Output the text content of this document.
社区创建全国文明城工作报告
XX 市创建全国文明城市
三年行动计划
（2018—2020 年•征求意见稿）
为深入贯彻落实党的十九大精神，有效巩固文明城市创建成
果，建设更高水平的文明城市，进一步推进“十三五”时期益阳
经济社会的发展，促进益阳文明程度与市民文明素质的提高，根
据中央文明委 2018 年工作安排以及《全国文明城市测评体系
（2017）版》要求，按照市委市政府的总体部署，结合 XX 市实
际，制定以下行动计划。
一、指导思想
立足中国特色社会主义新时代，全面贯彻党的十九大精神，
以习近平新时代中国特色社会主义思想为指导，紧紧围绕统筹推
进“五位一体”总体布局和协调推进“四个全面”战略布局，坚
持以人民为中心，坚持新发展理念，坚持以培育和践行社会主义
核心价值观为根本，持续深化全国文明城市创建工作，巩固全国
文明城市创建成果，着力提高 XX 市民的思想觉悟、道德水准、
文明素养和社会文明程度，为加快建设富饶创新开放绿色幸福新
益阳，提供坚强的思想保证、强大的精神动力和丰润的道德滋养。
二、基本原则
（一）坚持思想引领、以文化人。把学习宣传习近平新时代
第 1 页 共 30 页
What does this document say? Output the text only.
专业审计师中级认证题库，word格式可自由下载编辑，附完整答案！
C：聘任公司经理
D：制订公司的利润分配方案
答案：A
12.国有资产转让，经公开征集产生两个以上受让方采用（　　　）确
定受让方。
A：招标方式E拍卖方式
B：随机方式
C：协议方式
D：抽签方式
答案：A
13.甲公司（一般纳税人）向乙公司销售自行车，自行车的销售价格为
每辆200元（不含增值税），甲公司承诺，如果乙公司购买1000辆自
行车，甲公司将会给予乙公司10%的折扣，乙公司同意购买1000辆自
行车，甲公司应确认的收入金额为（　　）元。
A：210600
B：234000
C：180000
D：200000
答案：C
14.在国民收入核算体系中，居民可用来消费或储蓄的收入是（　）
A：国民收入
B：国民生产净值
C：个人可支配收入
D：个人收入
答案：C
::::
Set exercise: Output each record precisely as given.

Response below:
Output the text content of this document.
社区创建全国文明城工作报告
XX 市创建全国文明城市
三年行动计划
（2018—2020 年•征求意见稿）
为深入贯彻落实党的十九大精神，有效巩固文明城市创建成
果，建设更高水平的文明城市，进一步推进“十三五”时期益阳
经济社会的发展，促进益阳文明程度与市民文明素质的提高，根
据中央文明委 2018 年工作安排以及《全国文明城市测评体系
（2017）版》要求，按照市委市政府的总体部署，结合 XX 市实
际，制定以下行动计划。
一、指导思想
立足中国特色社会主义新时代，全面贯彻党的十九大精神，
以习近平新时代中国特色社会主义思想为指导，紧紧围绕统筹推
进“五位一体”总体布局和协调推进“四个全面”战略布局，坚
持以人民为中心，坚持新发展理念，坚持以培育和践行社会主义
核心价值观为根本，持续深化全国文明城市创建工作，巩固全国
文明城市创建成果，着力提高 XX 市民的思想觉悟、道德水准、
文明素养和社会文明程度，为加快建设富饶创新开放绿色幸福新
益阳，提供坚强的思想保证、强大的精神动力和丰润的道德滋养。
二、基本原则
（一）坚持思想引领、以文化人。把学习宣传习近平新时代
第 1 页 共 30 页
What does this document say? Output the text only.
专业审计师中级认证题库，word格式可自由下载编辑，附完整答案！
C：聘任公司经理
D：制订公司的利润分配方案
答案：A
12.国有资产转让，经公开征集产生两个以上受让方采用（　　　）确
定受让方。
A：招标方式E拍卖方式
B：随机方式
C：协议方式
D：抽签方式
答案：A
13.甲公司（一般纳税人）向乙公司销售自行车，自行车的销售价格为
每辆200元（不含增值税），甲公司承诺，如果乙公司购买1000辆自
行车，甲公司将会给予乙公司10%的折扣，乙公司同意购买1000辆自
行车，甲公司应确认的收入金额为（　　）元。
A：210600
B：234000
C：180000
D：200000
答案：C
14.在国民收入核算体系中，居民可用来消费或储蓄的收入是（　）
A：国民收入
B：国民生产净值
C：个人可支配收入
D：个人收入
答案：C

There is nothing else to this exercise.